Short exercise —
Count the lines in the data below where the string "Terapkan" occurs, please, and give the number alone.

Data to use —
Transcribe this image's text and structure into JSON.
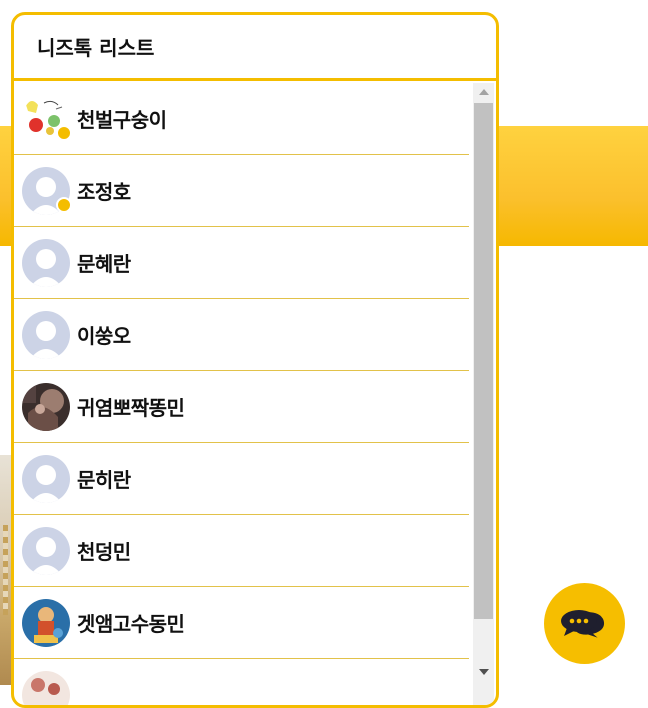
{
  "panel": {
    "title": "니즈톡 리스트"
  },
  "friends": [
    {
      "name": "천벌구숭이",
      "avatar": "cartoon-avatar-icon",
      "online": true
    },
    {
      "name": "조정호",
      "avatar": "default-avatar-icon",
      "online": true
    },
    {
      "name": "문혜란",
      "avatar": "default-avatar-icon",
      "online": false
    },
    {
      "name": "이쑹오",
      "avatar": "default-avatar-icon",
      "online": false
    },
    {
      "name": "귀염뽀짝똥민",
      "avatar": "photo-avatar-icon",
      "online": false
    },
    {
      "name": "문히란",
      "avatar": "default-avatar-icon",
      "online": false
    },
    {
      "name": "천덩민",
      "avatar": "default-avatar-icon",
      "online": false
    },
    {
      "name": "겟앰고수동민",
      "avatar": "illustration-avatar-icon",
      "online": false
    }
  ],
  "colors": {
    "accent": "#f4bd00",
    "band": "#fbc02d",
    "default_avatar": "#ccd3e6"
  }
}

---

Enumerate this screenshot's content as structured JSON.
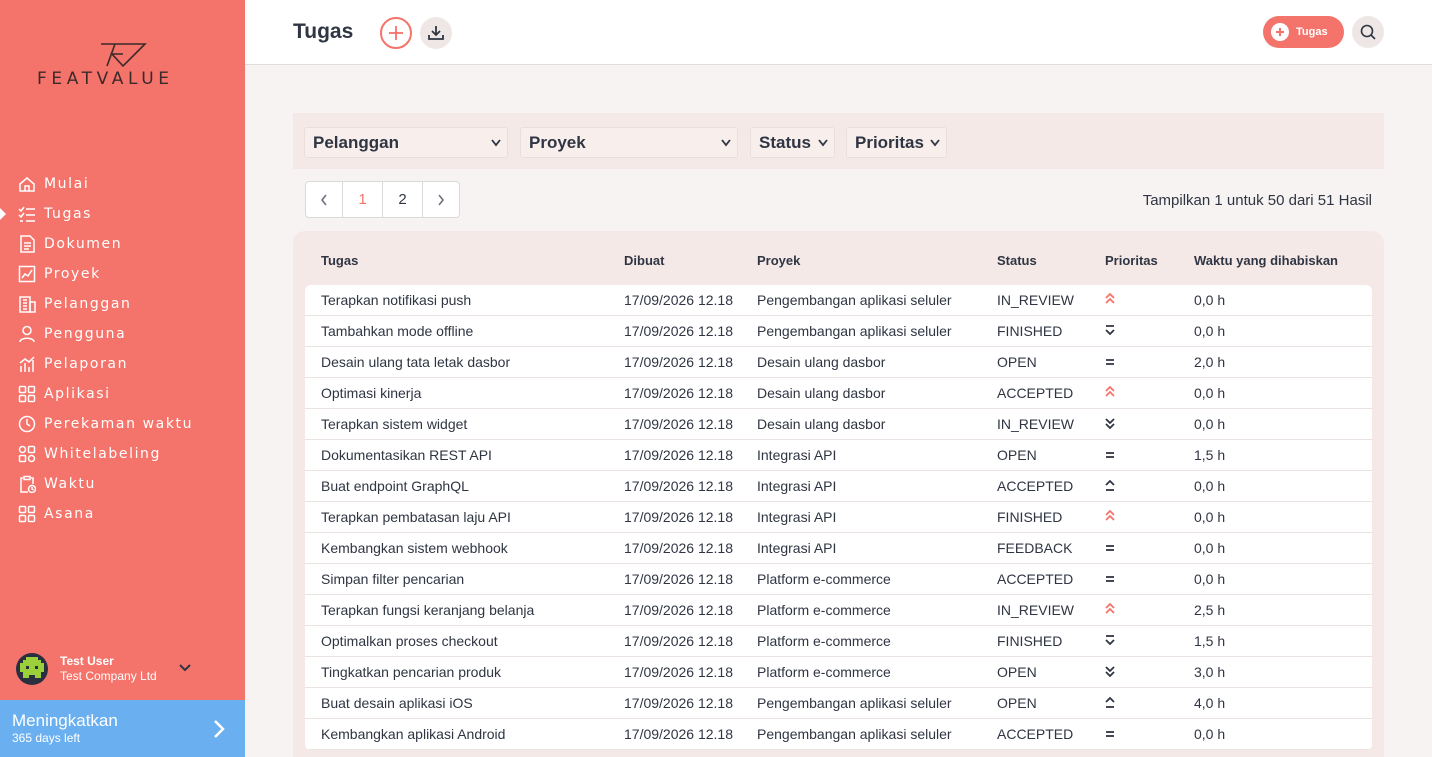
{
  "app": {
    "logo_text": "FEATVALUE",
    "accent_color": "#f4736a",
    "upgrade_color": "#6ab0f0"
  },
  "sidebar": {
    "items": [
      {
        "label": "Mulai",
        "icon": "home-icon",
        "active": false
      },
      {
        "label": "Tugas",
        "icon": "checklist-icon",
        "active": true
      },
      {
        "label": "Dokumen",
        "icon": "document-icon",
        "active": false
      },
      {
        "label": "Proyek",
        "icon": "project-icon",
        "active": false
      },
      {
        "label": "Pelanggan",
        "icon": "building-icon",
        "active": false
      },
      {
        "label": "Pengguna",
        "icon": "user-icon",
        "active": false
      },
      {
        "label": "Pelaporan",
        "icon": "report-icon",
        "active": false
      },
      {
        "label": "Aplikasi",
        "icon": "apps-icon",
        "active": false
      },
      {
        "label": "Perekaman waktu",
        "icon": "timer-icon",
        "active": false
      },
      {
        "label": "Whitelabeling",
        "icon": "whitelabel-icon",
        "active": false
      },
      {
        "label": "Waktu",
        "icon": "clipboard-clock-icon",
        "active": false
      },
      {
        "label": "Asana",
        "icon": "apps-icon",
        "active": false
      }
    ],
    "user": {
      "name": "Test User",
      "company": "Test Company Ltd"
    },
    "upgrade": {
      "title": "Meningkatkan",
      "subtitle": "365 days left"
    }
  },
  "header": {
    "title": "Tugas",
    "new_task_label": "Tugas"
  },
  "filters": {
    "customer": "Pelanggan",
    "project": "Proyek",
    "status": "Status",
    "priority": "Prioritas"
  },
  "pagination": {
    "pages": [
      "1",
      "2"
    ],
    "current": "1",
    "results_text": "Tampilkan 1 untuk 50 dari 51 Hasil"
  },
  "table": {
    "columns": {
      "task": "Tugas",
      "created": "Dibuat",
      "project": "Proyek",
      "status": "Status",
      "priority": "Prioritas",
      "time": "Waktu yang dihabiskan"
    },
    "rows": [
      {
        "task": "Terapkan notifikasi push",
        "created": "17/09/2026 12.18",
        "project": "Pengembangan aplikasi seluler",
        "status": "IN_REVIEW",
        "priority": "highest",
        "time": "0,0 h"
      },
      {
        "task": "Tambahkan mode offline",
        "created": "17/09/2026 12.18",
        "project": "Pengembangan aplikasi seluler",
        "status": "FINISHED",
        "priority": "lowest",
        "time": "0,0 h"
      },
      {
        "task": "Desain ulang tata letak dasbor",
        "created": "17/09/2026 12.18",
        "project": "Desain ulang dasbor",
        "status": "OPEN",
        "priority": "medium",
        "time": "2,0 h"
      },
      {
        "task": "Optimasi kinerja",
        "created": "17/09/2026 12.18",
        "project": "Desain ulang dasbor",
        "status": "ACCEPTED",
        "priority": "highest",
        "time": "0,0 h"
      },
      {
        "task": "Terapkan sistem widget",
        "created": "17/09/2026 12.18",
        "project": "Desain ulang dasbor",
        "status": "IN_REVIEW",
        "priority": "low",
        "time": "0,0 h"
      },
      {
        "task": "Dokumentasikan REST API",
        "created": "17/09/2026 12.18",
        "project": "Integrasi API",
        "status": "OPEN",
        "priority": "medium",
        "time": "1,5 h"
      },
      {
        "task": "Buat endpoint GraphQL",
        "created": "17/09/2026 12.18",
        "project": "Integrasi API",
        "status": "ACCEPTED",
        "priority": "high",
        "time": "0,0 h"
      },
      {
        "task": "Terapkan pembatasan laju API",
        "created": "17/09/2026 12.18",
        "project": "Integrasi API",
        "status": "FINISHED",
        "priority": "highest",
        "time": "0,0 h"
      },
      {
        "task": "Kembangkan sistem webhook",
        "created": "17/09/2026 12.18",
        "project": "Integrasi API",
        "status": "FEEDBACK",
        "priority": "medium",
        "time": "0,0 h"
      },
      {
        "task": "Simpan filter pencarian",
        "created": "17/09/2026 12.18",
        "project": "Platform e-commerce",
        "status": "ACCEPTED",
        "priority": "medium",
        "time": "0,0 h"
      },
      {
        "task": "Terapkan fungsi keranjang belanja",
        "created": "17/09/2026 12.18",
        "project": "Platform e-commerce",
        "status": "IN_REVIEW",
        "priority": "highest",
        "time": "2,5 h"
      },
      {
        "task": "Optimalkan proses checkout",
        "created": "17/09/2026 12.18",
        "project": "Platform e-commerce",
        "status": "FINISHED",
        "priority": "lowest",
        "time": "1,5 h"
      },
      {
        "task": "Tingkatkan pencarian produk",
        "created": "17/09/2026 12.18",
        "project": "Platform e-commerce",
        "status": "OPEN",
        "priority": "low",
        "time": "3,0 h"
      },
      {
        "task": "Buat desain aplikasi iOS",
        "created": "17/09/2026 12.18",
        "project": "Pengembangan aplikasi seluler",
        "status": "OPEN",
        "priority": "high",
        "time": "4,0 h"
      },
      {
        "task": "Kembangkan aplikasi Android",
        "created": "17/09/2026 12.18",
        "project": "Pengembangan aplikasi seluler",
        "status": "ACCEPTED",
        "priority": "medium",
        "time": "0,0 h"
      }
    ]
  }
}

Completed exercise —
4